WHAT TO PRODUCE:
Using the post below about anti-trans press coverage, mark each statement as yes or no and quote the words that decide it. (a) The trans woman named in the Daily Mail article finished first overall in the parkrun. (b) Women's Declaration International was formerly called the Women's Human Rights Campaign. (c) The parkrun record in question applies to women aged 40-44.

TEXT PROVIDED:
----------
Category: Hell in a handcart

We’re all doomed

  • Race/hate

    The Daily Mail, which was once condemned by a coroner for hounding a trans woman to suicide, is actively targeting trans women again. Its latest story claims that a trans woman “smashed to smithereens” a cisgender woman’s record. Here’s the opener:

    A trans athlete who ‘smashed to smithereens’ a women’s Parkrun record is today revealed as Siân Longthorpe – who was living as a married man until just over four years ago.

    A park run is a fun run, not a race or an athletic competition, and the record in question is for a very narrow group: women aged 45-49. The goal of these events is to get more people running and the trans woman named in the article came in fifth overall, significantly slower than the winner. But why let facts get in the way of a moral panic?

    And the Mail was just getting started. In an article that is really just “trans woman doesn’t win race”, the Mail strongly implies that the runner may be murderous: it tells its readers that another parkrun record is held by a trans woman who, several years later, was jailed for attempted murder of an official, and it devotes almost all of its article to the details of that horrific case. The implication is obvious: if you let any trans people run anywhere the streets will run red with blood.

    This is sometimes called the Klan Fallacy: the framing of an entire marginalised group as violent has long been used by bigots who want to eradicate them, and it’s a favourite of the right-wing press too. The whole purpose of it is to stir up hatred, and judging by the Mail comments and related social media posts it’s doing its job fantastically well.

  • “Rights for me, not for thee”

    This report into the Women’s Declaration International, previously the Women’s Human Rights Campaign, is a must-read if you want to understand anti-trans lobbying and press. The WDI is supported by most of the UK’s anti-trans groups and most of the UK’s anti-trans advocates, including politicians and pundits; you may remember them from claiming to the UK government in a written submission that trans people were caused by watching “sissy porn” on YouTube. Which would be funny if the group weren’t so dangerous.

    Little is known about WDI’s true origins rooted in historical anti-trans and anti-sex work activism in the United States and United Kingdom, their deep involvement with the Christian Right, and how those origins have impacted trans rights movements on a global scale. This report describes the scale and influence of WDI against a background of growing anti-LGBTQ rhetoric and violence across the globe… WDI works to roll back international human rights law to the 70s–the same time period when the Christian Right was ’declaring war’ against LGBTQ people.

    As ever, the target may be trans people but the damage will be to all kinds of marginalised people.

    A new carceral feminist beast has been born, growing in strength as they link arms with the Religious Right and state bodies, with catastrophic effects.
----------
EXTRACTED MATERIAL:
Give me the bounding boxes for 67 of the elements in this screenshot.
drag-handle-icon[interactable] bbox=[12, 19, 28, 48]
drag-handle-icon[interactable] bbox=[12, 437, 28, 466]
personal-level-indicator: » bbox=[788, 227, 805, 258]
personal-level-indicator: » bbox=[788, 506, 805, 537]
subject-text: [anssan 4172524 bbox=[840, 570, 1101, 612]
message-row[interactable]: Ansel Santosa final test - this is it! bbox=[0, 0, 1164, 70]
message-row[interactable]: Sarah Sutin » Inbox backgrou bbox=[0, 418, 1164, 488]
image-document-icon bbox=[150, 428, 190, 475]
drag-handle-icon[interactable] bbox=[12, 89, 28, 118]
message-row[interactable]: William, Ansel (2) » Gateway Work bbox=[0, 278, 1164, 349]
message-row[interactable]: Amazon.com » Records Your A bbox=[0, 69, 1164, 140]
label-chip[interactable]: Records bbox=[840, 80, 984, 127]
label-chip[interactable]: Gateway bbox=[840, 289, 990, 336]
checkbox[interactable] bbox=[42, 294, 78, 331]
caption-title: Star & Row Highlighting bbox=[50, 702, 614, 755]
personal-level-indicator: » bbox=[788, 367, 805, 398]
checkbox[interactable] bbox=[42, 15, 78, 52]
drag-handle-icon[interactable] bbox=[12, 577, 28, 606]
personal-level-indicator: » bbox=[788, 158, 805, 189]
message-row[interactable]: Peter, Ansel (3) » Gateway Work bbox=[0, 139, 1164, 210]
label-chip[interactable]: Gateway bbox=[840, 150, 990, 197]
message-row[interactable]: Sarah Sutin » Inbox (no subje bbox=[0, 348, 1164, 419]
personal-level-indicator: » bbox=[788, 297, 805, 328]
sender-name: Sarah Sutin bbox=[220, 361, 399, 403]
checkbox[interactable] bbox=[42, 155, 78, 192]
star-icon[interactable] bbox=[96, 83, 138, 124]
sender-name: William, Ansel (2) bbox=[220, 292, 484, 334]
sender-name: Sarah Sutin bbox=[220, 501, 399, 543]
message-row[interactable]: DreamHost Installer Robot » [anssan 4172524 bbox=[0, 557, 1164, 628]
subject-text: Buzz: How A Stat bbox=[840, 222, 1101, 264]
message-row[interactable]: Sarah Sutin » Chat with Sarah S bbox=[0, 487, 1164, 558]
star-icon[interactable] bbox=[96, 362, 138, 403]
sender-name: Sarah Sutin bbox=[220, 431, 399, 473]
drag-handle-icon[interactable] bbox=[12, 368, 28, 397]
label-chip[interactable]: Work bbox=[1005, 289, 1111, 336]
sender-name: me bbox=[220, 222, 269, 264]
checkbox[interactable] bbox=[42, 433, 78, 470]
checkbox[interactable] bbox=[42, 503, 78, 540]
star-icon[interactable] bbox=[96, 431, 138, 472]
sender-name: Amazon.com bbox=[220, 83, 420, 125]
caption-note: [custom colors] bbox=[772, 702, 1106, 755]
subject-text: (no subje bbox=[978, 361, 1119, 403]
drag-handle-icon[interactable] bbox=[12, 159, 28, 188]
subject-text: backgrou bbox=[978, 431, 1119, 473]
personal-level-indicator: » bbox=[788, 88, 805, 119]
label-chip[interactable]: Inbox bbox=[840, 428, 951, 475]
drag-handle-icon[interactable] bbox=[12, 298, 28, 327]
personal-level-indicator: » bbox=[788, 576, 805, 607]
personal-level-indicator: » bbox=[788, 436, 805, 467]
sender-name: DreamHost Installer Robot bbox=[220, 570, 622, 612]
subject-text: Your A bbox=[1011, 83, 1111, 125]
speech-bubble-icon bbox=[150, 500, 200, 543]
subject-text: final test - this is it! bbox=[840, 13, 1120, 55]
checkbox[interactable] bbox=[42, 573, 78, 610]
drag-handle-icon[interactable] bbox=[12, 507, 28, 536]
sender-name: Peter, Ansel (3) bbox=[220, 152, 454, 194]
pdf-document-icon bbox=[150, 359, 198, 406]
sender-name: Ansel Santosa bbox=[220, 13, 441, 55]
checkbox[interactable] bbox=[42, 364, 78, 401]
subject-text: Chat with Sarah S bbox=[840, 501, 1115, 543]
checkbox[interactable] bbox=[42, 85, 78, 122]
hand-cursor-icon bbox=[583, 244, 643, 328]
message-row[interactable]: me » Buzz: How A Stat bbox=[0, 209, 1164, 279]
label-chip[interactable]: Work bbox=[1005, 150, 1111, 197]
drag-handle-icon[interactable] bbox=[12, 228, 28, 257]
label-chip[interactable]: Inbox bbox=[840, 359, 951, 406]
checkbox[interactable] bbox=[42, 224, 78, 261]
----------
WRITTEN SOLUTION:
(a) No: "came in fifth overall, significantly slower than the winner."
(b) Yes: "Women’s Declaration International, previously the Women’s Human Rights Campaign"
(c) No: "women aged 45-49"